Work to complete → Select and copy out every line in the records containing "วยเต".
---
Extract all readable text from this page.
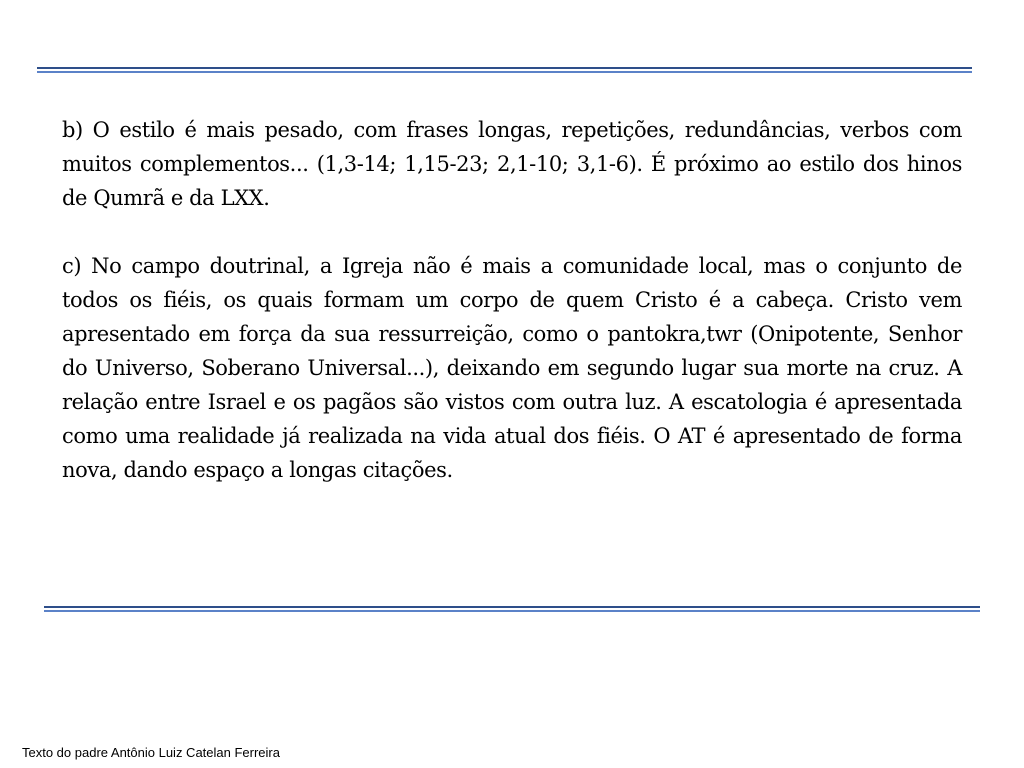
b) O estilo é mais pesado, com frases longas, repetições, redundâncias, verbos com muitos complementos... (1,3-14; 1,15-23; 2,1-10; 3,1-6). É próximo ao estilo dos hinos de Qumrã e da LXX.

c) No campo doutrinal, a Igreja não é mais a comunidade local, mas o conjunto de todos os fiéis, os quais formam um corpo de quem Cristo é a cabeça. Cristo vem apresentado em força da sua ressurreição, como o pantokra,twr (Onipotente, Senhor do Universo, Soberano Universal...), deixando em segundo lugar sua morte na cruz. A relação entre Israel e os pagãos são vistos com outra luz. A escatologia é apresentada como uma realidade já realizada na vida atual dos fiéis. O AT é apresentado de forma nova, dando espaço a longas citações.

Texto do padre Antônio Luiz Catelan Ferreira
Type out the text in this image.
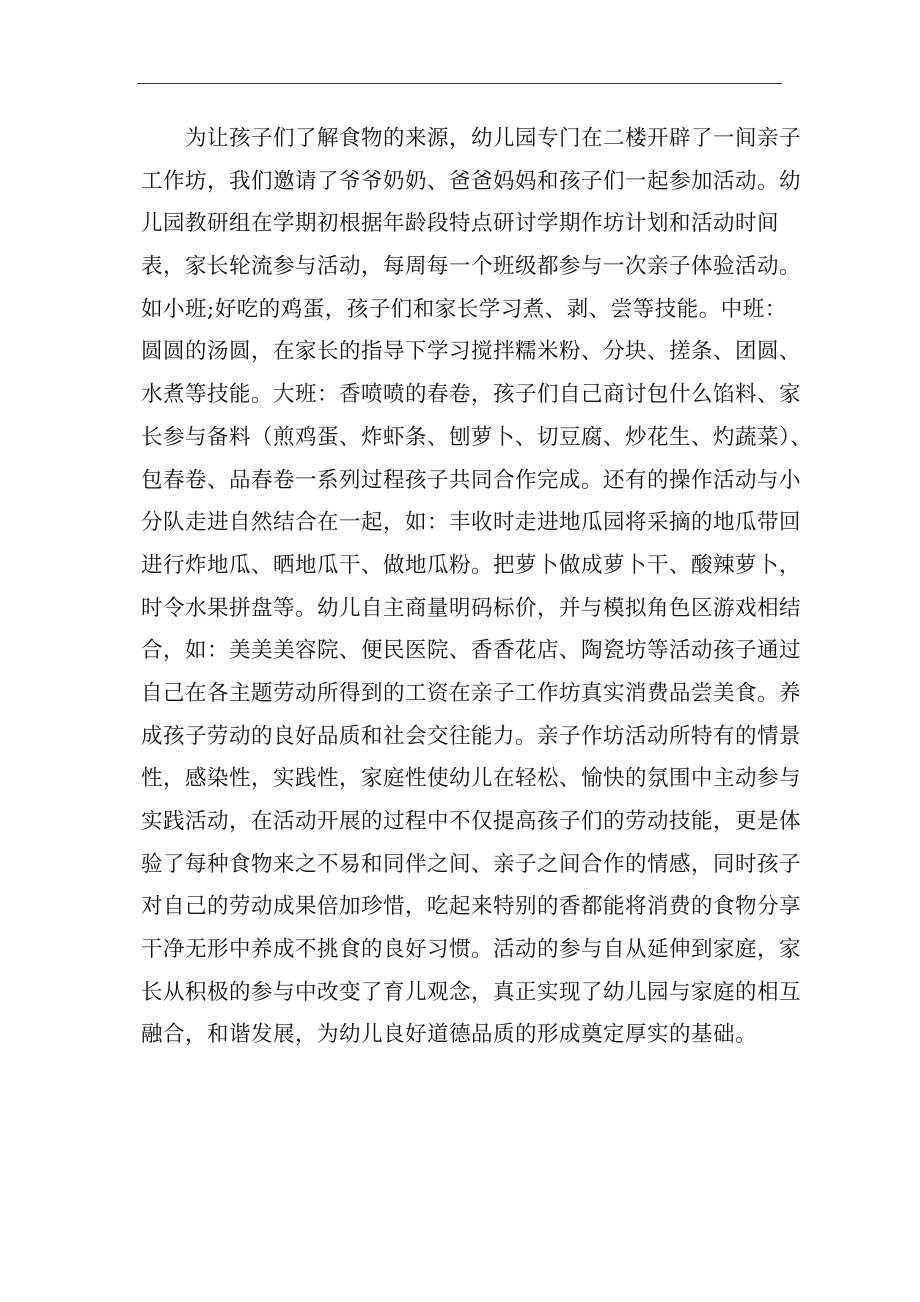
　　为让孩子们了解食物的来源，幼儿园专门在二楼开辟了一间亲子
工作坊，我们邀请了爷爷奶奶、爸爸妈妈和孩子们一起参加活动。幼
儿园教研组在学期初根据年龄段特点研讨学期作坊计划和活动时间
表，家长轮流参与活动，每周每一个班级都参与一次亲子体验活动。
如小班;好吃的鸡蛋，孩子们和家长学习煮、剥、尝等技能。中班：
圆圆的汤圆，在家长的指导下学习搅拌糯米粉、分块、搓条、团圆、
水煮等技能。大班：香喷喷的春卷，孩子们自己商讨包什么馅料、家
长参与备料（煎鸡蛋、炸虾条、刨萝卜、切豆腐、炒花生、灼蔬菜）、
包春卷、品春卷一系列过程孩子共同合作完成。还有的操作活动与小
分队走进自然结合在一起，如：丰收时走进地瓜园将采摘的地瓜带回
进行炸地瓜、晒地瓜干、做地瓜粉。把萝卜做成萝卜干、酸辣萝卜，
时令水果拼盘等。幼儿自主商量明码标价，并与模拟角色区游戏相结
合，如：美美美容院、便民医院、香香花店、陶瓷坊等活动孩子通过
自己在各主题劳动所得到的工资在亲子工作坊真实消费品尝美食。养
成孩子劳动的良好品质和社会交往能力。亲子作坊活动所特有的情景
性，感染性，实践性，家庭性使幼儿在轻松、愉快的氛围中主动参与
实践活动，在活动开展的过程中不仅提高孩子们的劳动技能，更是体
验了每种食物来之不易和同伴之间、亲子之间合作的情感，同时孩子
对自己的劳动成果倍加珍惜，吃起来特别的香都能将消费的食物分享
干净无形中养成不挑食的良好习惯。活动的参与自从延伸到家庭，家
长从积极的参与中改变了育儿观念，真正实现了幼儿园与家庭的相互
融合，和谐发展，为幼儿良好道德品质的形成奠定厚实的基础。
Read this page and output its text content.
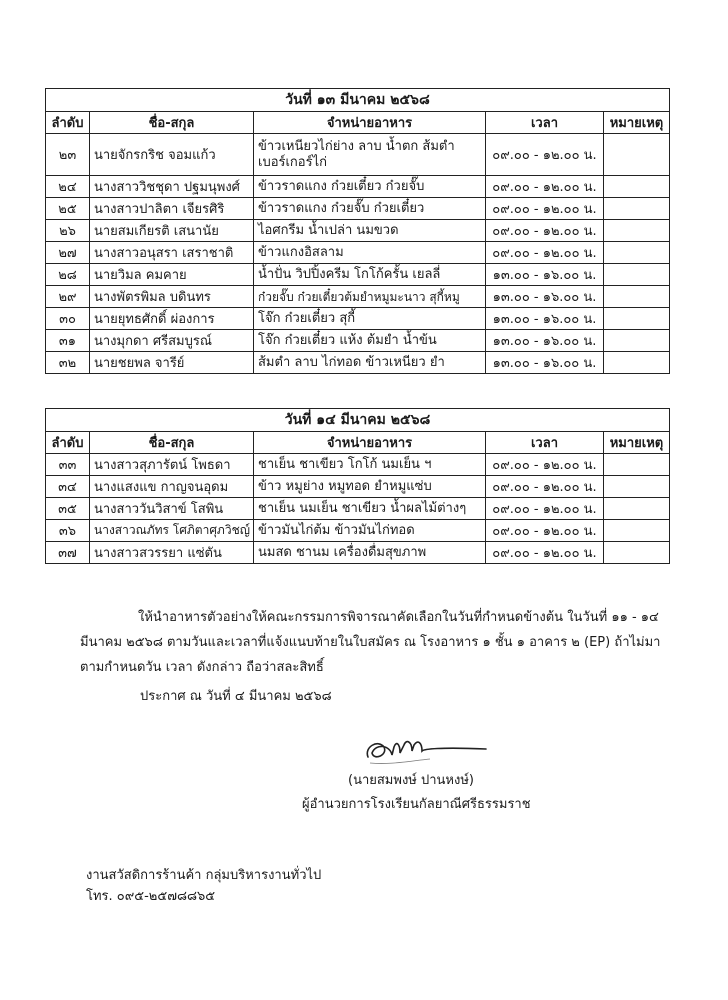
วันที่ ๑๓ มีนาคม ๒๕๖๘				
ลำดับ	ชื่อ-สกุล	จำหน่ายอาหาร	เวลา	หมายเหตุ
๒๓	นายจักรกริช จอมแก้ว	ข้าวเหนียวไก่ย่าง ลาบ น้ำตก ส้มตำ เบอร์เกอร์ไก่	๐๙.๐๐ - ๑๒.๐๐ น.	
๒๔	นางสาววิชชุดา ปฐมนุพงศ์	ข้าวราดแกง ก๋วยเตี๋ยว ก๋วยจั๊บ	๐๙.๐๐ - ๑๒.๐๐ น.	
๒๕	นางสาวปาลิตา เจียรศิริ	ข้าวราดแกง ก๋วยจั๊บ ก๋วยเตี๋ยว	๐๙.๐๐ - ๑๒.๐๐ น.	
๒๖	นายสมเกียรติ เสนานัย	ไอศกรีม น้ำเปล่า นมขวด	๐๙.๐๐ - ๑๒.๐๐ น.	
๒๗	นางสาวอนุสรา เสราชาติ	ข้าวแกงอิสลาม	๐๙.๐๐ - ๑๒.๐๐ น.	
๒๘	นายวิมล คมคาย	น้ำปั่น วิปปิ้งครีม โกโก้ครั้น เยลลี่	๑๓.๐๐ - ๑๖.๐๐ น.	
๒๙	นางพัตรพิมล บดินทร	ก๋วยจั๊บ ก๋วยเตี๋ยวต้มยำหมูมะนาว สุกี้หมู	๑๓.๐๐ - ๑๖.๐๐ น.	
๓๐	นายยุทธศักดิ์ ผ่องการ	โจ๊ก ก๋วยเตี๋ยว สุกี้	๑๓.๐๐ - ๑๖.๐๐ น.	
๓๑	นางมุกดา ศรีสมบูรณ์	โจ๊ก ก๋วยเตี๋ยว แห้ง ต้มยำ น้ำข้น	๑๓.๐๐ - ๑๖.๐๐ น.	
๓๒	นายชยพล จารีย์	ส้มตำ ลาบ ไก่ทอด ข้าวเหนียว ยำ	๑๓.๐๐ - ๑๖.๐๐ น.	
วันที่ ๑๔ มีนาคม ๒๕๖๘				
ลำดับ	ชื่อ-สกุล	จำหน่ายอาหาร	เวลา	หมายเหตุ
๓๓	นางสาวสุภารัตน์ โพธดา	ชาเย็น ชาเขียว โกโก้ นมเย็น ฯ	๐๙.๐๐ - ๑๒.๐๐ น.	
๓๔	นางแสงแข กาญจนอุดม	ข้าว หมูย่าง หมูทอด ยำหมูแซ่บ	๐๙.๐๐ - ๑๒.๐๐ น.	
๓๕	นางสาววันวิสาข์ โสพิน	ชาเย็น นมเย็น ชาเขียว น้ำผลไม้ต่างๆ	๐๙.๐๐ - ๑๒.๐๐ น.	
๓๖	นางสาวณภัทร โศภิตาศุภวิชญ์	ข้าวมันไก่ต้ม ข้าวมันไก่ทอด	๐๙.๐๐ - ๑๒.๐๐ น.	
๓๗	นางสาวสวรรยา แซ่ตัน	นมสด ชานม เครื่องดื่มสุขภาพ	๐๙.๐๐ - ๑๒.๐๐ น.	
ให้นำอาหารตัวอย่างให้คณะกรรมการพิจารณาคัดเลือกในวันที่กำหนดข้างต้น ในวันที่ ๑๑ - ๑๔ มีนาคม ๒๕๖๘ ตามวันและเวลาที่แจ้งแนบท้ายในใบสมัคร ณ โรงอาหาร ๑ ชั้น ๑ อาคาร ๒ (EP) ถ้าไม่มาตามกำหนดวัน เวลา ดังกล่าว ถือว่าสละสิทธิ์
ประกาศ ณ วันที่ ๔ มีนาคม ๒๕๖๘
(นายสมพงษ์ ปานหงษ์)
ผู้อำนวยการโรงเรียนกัลยาณีศรีธรรมราช
งานสวัสดิการร้านค้า กลุ่มบริหารงานทั่วไป
โทร. ๐๙๕-๒๕๗๘๘๖๕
---
Result below →
๒๔	นางสาววิชชุดา ปฐมนุพงศ์	ข้าวราดแกง ก๋วยเตี๋ยว ก๋วยจั๊บ	๐๙.๐๐ - ๑๒.๐๐ น.	
๒๕	นางสาวปาลิตา เจียรศิริ	ข้าวราดแกง ก๋วยจั๊บ ก๋วยเตี๋ยว	๐๙.๐๐ - ๑๒.๐๐ น.	
๒๙	นางพัตรพิมล บดินทร	ก๋วยจั๊บ ก๋วยเตี๋ยวต้มยำหมูมะนาว สุกี้หมู	๑๓.๐๐ - ๑๖.๐๐ น.	
๓๐	นายยุทธศักดิ์ ผ่องการ	โจ๊ก ก๋วยเตี๋ยว สุกี้	๑๓.๐๐ - ๑๖.๐๐ น.	
๓๑	นางมุกดา ศรีสมบูรณ์	โจ๊ก ก๋วยเตี๋ยว แห้ง ต้มยำ น้ำข้น	๑๓.๐๐ - ๑๖.๐๐ น.	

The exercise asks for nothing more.